• **Work instructions**
Which of the lines in the data below contain the string "text"? Copy each of them.

##### Data for this task #####

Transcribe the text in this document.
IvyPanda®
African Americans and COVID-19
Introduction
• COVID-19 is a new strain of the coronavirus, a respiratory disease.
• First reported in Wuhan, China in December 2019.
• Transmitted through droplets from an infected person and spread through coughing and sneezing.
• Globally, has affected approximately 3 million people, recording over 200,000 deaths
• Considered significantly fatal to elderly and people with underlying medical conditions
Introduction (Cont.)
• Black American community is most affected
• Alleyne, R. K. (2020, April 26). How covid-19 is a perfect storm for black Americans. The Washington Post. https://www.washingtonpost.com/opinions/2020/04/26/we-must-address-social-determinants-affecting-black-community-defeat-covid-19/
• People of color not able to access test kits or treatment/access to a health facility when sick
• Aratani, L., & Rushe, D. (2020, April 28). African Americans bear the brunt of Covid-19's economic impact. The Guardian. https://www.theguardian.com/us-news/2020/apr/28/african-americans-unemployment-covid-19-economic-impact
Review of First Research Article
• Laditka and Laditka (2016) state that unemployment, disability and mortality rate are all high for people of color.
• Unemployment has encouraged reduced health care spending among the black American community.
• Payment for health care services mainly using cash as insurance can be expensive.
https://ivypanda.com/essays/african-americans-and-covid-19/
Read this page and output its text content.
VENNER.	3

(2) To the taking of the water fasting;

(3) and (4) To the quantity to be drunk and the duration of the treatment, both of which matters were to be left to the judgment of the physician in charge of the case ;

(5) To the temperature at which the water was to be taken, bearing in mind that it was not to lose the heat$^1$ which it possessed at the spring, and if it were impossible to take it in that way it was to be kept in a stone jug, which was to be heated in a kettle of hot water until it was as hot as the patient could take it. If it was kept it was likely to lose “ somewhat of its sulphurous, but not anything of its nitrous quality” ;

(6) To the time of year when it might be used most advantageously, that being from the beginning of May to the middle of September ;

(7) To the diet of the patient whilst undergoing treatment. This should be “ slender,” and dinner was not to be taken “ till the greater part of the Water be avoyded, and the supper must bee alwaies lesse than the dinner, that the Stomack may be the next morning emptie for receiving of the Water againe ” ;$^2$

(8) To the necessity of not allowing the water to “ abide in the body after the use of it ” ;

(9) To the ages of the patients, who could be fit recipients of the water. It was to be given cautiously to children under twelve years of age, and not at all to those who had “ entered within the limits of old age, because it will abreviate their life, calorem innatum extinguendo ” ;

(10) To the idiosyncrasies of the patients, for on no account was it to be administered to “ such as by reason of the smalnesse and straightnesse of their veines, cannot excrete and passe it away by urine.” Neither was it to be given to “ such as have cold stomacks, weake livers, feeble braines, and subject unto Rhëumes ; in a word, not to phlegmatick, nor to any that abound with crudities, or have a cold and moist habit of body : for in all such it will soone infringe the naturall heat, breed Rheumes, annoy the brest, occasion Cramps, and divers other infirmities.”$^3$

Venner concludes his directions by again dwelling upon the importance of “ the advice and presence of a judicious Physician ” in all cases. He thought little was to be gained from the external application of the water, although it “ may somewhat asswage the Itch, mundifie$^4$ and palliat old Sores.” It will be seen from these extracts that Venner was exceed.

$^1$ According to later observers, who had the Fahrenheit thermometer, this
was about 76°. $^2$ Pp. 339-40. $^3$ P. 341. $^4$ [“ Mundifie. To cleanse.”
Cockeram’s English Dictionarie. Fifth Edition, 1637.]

#####

• **Final answer**
Transcribe the text in this document.
Read this page and output its text content.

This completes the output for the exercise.